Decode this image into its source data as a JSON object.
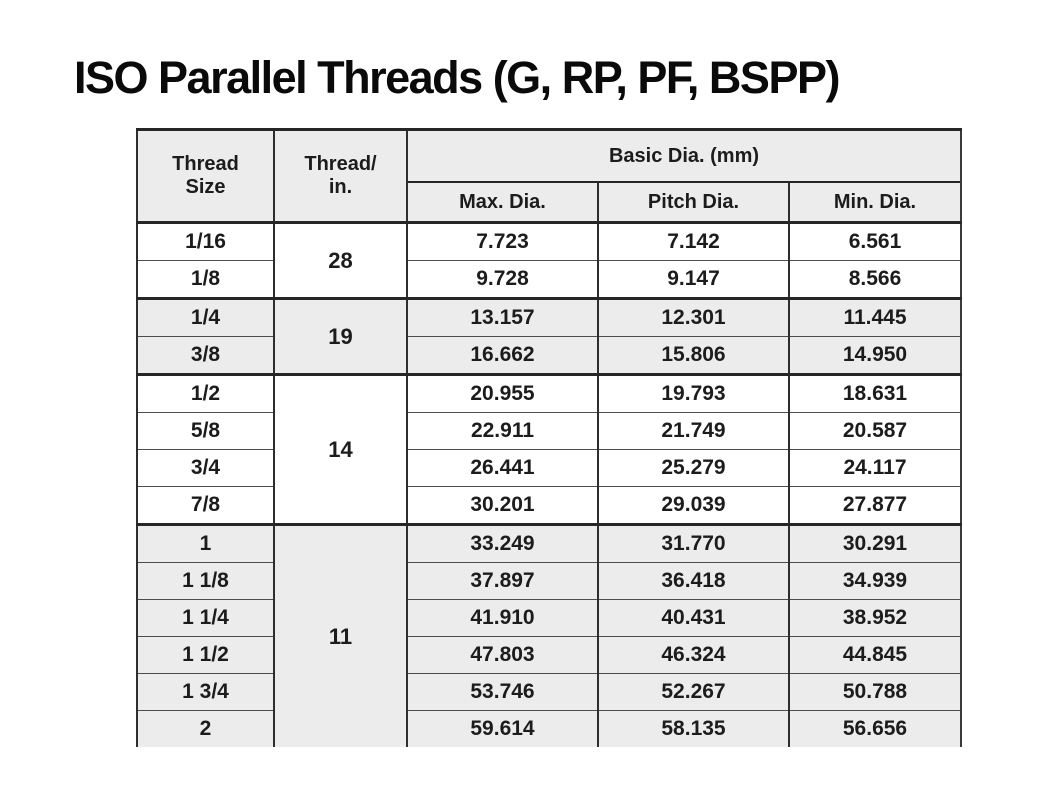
{
  "title": "ISO Parallel Threads (G, RP, PF, BSPP)",
  "colors": {
    "page_background": "#ffffff",
    "row_shade": "#ececec",
    "text": "#1c1c1c",
    "thin_rule": "#4c4c4c",
    "thick_rule": "#262626"
  },
  "table": {
    "headers": {
      "thread_size": "Thread\nSize",
      "threads_per_inch": "Thread/\nin.",
      "basic_dia_group": "Basic Dia. (mm)",
      "max_dia": "Max. Dia.",
      "pitch_dia": "Pitch Dia.",
      "min_dia": "Min. Dia."
    },
    "groups": [
      {
        "tpi": "28",
        "rows": [
          {
            "size": "1/16",
            "max": "7.723",
            "pitch": "7.142",
            "min": "6.561"
          },
          {
            "size": "1/8",
            "max": "9.728",
            "pitch": "9.147",
            "min": "8.566"
          }
        ]
      },
      {
        "tpi": "19",
        "rows": [
          {
            "size": "1/4",
            "max": "13.157",
            "pitch": "12.301",
            "min": "11.445"
          },
          {
            "size": "3/8",
            "max": "16.662",
            "pitch": "15.806",
            "min": "14.950"
          }
        ]
      },
      {
        "tpi": "14",
        "rows": [
          {
            "size": "1/2",
            "max": "20.955",
            "pitch": "19.793",
            "min": "18.631"
          },
          {
            "size": "5/8",
            "max": "22.911",
            "pitch": "21.749",
            "min": "20.587"
          },
          {
            "size": "3/4",
            "max": "26.441",
            "pitch": "25.279",
            "min": "24.117"
          },
          {
            "size": "7/8",
            "max": "30.201",
            "pitch": "29.039",
            "min": "27.877"
          }
        ]
      },
      {
        "tpi": "11",
        "rows": [
          {
            "size": "1",
            "max": "33.249",
            "pitch": "31.770",
            "min": "30.291"
          },
          {
            "size": "1 1/8",
            "max": "37.897",
            "pitch": "36.418",
            "min": "34.939"
          },
          {
            "size": "1 1/4",
            "max": "41.910",
            "pitch": "40.431",
            "min": "38.952"
          },
          {
            "size": "1 1/2",
            "max": "47.803",
            "pitch": "46.324",
            "min": "44.845"
          },
          {
            "size": "1 3/4",
            "max": "53.746",
            "pitch": "52.267",
            "min": "50.788"
          },
          {
            "size": "2",
            "max": "59.614",
            "pitch": "58.135",
            "min": "56.656"
          }
        ]
      }
    ]
  }
}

# Requirements
Copy each line of the records precisely and drop any images they hold.

# Solution to the exercise
Decode this image into its source data as a JSON object.
{
  "title": "ISO Parallel Threads (G, RP, PF, BSPP)",
  "colors": {
    "page_background": "#ffffff",
    "row_shade": "#ececec",
    "text": "#1c1c1c",
    "thin_rule": "#4c4c4c",
    "thick_rule": "#262626"
  },
  "table": {
    "headers": {
      "thread_size": "Thread\nSize",
      "threads_per_inch": "Thread/\nin.",
      "basic_dia_group": "Basic Dia. (mm)",
      "max_dia": "Max. Dia.",
      "pitch_dia": "Pitch Dia.",
      "min_dia": "Min. Dia."
    },
    "groups": [
      {
        "tpi": "28",
        "rows": [
          {
            "size": "1/16",
            "max": "7.723",
            "pitch": "7.142",
            "min": "6.561"
          },
          {
            "size": "1/8",
            "max": "9.728",
            "pitch": "9.147",
            "min": "8.566"
          }
        ]
      },
      {
        "tpi": "19",
        "rows": [
          {
            "size": "1/4",
            "max": "13.157",
            "pitch": "12.301",
            "min": "11.445"
          },
          {
            "size": "3/8",
            "max": "16.662",
            "pitch": "15.806",
            "min": "14.950"
          }
        ]
      },
      {
        "tpi": "14",
        "rows": [
          {
            "size": "1/2",
            "max": "20.955",
            "pitch": "19.793",
            "min": "18.631"
          },
          {
            "size": "5/8",
            "max": "22.911",
            "pitch": "21.749",
            "min": "20.587"
          },
          {
            "size": "3/4",
            "max": "26.441",
            "pitch": "25.279",
            "min": "24.117"
          },
          {
            "size": "7/8",
            "max": "30.201",
            "pitch": "29.039",
            "min": "27.877"
          }
        ]
      },
      {
        "tpi": "11",
        "rows": [
          {
            "size": "1",
            "max": "33.249",
            "pitch": "31.770",
            "min": "30.291"
          },
          {
            "size": "1 1/8",
            "max": "37.897",
            "pitch": "36.418",
            "min": "34.939"
          },
          {
            "size": "1 1/4",
            "max": "41.910",
            "pitch": "40.431",
            "min": "38.952"
          },
          {
            "size": "1 1/2",
            "max": "47.803",
            "pitch": "46.324",
            "min": "44.845"
          },
          {
            "size": "1 3/4",
            "max": "53.746",
            "pitch": "52.267",
            "min": "50.788"
          },
          {
            "size": "2",
            "max": "59.614",
            "pitch": "58.135",
            "min": "56.656"
          }
        ]
      }
    ]
  }
}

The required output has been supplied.